DO THIS: State the count of lines below in which the word "community" appears, and add nothing.

MATERIAL TO PROCESS:
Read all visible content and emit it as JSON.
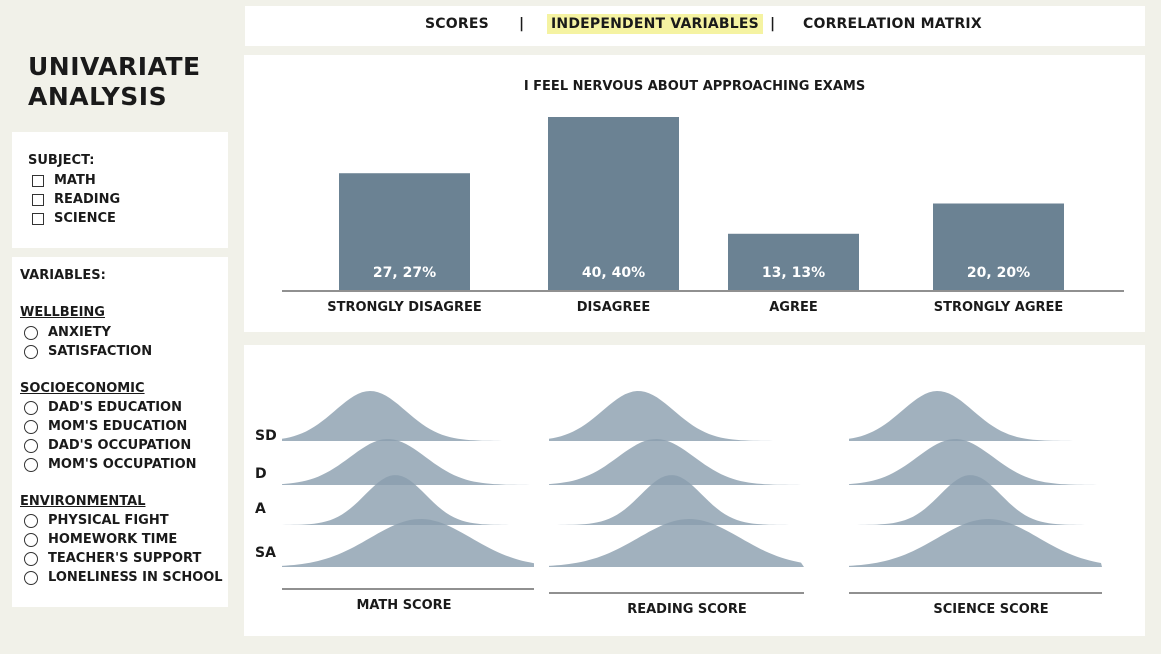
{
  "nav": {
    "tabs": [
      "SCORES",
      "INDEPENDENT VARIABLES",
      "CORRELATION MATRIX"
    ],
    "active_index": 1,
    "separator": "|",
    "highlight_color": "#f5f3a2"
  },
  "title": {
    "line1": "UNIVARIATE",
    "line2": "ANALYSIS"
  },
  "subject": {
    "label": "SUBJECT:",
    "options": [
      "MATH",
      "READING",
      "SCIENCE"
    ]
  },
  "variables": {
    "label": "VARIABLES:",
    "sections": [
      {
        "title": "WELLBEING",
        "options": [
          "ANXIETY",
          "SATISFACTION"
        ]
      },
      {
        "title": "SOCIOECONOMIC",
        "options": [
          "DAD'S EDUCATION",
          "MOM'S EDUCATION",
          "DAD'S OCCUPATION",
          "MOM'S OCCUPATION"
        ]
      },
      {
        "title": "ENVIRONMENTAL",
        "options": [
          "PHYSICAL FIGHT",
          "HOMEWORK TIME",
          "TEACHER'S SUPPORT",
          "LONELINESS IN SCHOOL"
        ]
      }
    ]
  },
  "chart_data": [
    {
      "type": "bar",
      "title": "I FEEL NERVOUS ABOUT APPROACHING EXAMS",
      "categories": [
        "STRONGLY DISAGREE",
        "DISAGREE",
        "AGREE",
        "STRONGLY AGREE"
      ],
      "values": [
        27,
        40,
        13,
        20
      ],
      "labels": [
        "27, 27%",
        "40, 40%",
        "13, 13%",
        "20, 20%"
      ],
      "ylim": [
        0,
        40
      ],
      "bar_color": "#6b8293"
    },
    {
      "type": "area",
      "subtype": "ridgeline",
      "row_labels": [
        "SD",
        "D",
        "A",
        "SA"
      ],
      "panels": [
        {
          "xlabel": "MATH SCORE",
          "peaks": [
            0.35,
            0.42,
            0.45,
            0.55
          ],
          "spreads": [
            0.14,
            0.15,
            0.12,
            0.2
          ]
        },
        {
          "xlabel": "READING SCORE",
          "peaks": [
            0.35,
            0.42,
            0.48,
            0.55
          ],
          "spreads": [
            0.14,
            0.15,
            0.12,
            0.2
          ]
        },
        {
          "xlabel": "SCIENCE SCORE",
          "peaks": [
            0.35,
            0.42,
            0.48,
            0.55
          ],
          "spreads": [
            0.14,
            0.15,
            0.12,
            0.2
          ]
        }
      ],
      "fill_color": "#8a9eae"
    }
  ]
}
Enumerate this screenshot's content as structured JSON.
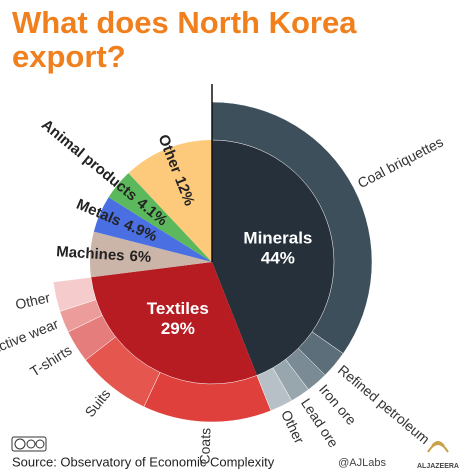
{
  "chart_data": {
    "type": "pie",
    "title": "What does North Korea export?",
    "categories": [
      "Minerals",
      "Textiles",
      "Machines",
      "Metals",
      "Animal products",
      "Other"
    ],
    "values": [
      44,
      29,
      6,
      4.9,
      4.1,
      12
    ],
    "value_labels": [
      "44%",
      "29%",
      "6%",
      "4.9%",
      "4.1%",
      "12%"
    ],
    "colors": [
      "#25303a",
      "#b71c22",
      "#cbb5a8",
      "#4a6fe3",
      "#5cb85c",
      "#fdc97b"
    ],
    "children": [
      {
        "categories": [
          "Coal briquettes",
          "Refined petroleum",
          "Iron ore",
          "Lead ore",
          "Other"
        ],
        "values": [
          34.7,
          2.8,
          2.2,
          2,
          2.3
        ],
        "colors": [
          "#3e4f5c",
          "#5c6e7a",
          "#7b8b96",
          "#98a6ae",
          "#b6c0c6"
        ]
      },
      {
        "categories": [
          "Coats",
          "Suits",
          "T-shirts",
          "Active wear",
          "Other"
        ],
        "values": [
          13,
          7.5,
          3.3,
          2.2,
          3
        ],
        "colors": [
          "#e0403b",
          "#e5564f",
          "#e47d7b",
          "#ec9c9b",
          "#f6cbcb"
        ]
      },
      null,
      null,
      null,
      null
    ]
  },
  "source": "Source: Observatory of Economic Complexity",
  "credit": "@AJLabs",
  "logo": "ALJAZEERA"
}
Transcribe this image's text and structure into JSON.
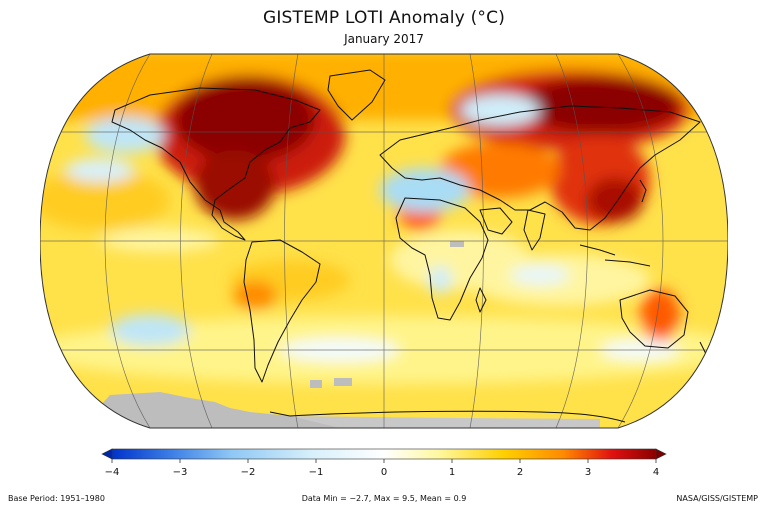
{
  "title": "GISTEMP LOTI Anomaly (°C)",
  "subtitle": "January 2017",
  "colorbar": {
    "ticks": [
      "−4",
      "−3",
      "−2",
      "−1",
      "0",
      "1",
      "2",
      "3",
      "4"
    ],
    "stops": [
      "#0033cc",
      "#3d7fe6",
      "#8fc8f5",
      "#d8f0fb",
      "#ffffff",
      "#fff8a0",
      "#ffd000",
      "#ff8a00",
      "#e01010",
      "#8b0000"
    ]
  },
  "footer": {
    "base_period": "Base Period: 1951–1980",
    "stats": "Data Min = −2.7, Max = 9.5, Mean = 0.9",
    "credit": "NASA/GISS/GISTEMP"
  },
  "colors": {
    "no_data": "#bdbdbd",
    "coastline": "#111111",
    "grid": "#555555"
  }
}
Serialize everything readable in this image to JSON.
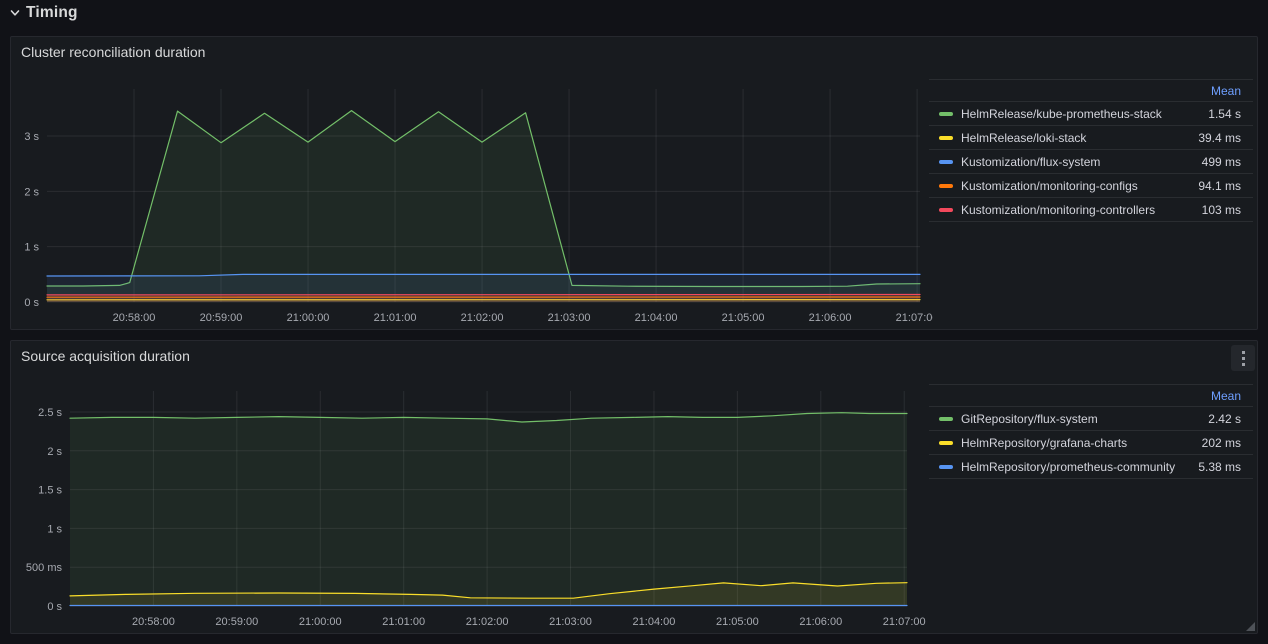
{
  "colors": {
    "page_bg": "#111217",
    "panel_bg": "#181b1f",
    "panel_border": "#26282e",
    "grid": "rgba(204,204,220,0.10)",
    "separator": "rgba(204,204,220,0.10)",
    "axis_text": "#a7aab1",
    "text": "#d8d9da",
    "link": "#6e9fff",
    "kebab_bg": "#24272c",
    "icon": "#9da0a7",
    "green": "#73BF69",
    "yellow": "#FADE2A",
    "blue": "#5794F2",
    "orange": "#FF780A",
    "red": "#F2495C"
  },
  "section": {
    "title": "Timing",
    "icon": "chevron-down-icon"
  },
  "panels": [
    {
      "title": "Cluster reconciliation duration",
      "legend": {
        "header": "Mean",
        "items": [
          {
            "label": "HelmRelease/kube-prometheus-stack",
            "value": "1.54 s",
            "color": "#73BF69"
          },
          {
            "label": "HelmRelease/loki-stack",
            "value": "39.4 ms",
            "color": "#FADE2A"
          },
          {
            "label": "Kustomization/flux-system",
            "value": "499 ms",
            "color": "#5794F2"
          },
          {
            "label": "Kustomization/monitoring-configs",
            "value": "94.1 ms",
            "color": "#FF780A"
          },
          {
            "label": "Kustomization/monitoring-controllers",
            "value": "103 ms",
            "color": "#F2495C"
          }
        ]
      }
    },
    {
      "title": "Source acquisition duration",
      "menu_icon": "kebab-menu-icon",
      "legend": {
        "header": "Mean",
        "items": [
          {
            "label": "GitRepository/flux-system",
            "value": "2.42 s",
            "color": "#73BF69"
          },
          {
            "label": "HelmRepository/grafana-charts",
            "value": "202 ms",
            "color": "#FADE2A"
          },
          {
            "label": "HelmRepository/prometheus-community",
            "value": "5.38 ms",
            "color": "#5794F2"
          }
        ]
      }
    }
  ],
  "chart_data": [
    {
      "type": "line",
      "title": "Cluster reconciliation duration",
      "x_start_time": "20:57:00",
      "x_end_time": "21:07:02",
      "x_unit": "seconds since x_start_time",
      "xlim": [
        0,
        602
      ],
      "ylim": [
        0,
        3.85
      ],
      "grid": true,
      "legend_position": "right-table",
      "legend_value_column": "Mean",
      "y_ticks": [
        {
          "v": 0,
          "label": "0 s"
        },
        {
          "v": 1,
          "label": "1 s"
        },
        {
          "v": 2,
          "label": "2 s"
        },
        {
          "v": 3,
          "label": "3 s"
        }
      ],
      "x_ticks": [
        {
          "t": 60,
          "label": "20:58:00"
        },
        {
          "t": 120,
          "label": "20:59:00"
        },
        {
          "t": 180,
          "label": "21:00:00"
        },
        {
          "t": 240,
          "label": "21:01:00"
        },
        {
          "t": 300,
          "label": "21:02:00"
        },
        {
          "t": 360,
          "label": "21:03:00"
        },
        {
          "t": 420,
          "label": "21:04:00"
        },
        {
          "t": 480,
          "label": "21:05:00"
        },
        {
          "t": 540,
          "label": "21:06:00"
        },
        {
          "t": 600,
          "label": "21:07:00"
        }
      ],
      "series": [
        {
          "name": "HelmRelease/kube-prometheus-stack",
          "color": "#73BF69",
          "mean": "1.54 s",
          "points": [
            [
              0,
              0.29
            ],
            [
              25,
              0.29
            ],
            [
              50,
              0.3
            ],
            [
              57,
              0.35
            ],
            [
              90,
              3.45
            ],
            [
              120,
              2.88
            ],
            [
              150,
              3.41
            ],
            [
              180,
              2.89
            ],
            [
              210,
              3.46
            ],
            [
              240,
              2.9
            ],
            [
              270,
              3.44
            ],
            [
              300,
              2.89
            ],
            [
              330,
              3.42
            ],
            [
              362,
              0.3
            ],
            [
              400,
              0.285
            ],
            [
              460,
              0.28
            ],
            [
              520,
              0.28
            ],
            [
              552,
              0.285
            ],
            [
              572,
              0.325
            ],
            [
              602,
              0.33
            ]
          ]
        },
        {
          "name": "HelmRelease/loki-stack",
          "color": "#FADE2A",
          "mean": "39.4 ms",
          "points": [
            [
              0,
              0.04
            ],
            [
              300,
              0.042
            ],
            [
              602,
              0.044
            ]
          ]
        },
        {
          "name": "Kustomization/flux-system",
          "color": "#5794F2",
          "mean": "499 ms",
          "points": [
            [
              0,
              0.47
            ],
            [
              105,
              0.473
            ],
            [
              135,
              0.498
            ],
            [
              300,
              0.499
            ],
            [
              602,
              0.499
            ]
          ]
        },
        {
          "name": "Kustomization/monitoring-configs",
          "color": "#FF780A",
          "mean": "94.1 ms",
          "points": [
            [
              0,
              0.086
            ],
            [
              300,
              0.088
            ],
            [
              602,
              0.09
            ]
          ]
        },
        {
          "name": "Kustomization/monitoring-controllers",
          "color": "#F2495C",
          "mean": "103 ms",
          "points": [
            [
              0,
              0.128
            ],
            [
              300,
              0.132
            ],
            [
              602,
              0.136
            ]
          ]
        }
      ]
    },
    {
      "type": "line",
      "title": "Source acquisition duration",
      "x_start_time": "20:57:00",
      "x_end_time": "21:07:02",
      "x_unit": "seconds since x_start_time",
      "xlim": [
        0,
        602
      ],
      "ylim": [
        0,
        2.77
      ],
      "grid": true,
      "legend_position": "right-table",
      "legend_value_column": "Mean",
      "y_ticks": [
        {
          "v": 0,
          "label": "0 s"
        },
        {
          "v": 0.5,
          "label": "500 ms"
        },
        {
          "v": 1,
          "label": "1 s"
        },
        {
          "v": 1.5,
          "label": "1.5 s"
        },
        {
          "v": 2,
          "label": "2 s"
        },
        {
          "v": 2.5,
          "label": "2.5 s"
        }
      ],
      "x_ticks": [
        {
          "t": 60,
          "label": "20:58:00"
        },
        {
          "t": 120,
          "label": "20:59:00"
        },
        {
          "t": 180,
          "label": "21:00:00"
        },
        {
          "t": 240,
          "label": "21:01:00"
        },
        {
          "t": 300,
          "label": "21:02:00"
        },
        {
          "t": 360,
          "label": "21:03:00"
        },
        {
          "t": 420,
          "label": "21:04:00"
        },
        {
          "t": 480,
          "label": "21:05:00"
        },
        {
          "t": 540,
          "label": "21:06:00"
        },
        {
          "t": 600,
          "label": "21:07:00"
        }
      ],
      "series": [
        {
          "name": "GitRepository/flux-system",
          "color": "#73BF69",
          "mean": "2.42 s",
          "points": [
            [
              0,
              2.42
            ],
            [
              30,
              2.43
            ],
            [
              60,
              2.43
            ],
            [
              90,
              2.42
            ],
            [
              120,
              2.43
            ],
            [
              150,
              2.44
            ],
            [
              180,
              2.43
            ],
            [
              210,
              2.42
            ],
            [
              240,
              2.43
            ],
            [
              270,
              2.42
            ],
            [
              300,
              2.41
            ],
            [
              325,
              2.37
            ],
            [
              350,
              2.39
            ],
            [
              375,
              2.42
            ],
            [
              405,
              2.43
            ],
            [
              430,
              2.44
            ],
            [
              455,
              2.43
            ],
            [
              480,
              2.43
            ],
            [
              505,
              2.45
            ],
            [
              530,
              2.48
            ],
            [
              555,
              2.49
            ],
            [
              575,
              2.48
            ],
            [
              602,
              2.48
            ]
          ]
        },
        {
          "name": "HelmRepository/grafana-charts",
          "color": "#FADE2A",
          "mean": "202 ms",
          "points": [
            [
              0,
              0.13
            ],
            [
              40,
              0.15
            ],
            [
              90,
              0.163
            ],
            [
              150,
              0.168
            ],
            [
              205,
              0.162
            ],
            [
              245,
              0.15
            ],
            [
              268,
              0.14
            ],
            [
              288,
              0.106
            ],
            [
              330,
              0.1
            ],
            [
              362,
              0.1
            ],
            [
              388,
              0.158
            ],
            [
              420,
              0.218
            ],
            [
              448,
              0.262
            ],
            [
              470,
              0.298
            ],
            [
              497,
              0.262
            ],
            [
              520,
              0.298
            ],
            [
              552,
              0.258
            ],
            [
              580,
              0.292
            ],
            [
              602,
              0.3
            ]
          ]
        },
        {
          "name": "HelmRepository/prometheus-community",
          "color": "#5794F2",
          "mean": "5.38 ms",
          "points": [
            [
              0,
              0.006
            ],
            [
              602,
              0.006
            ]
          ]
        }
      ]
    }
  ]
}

REPLY TO THE TASK: 2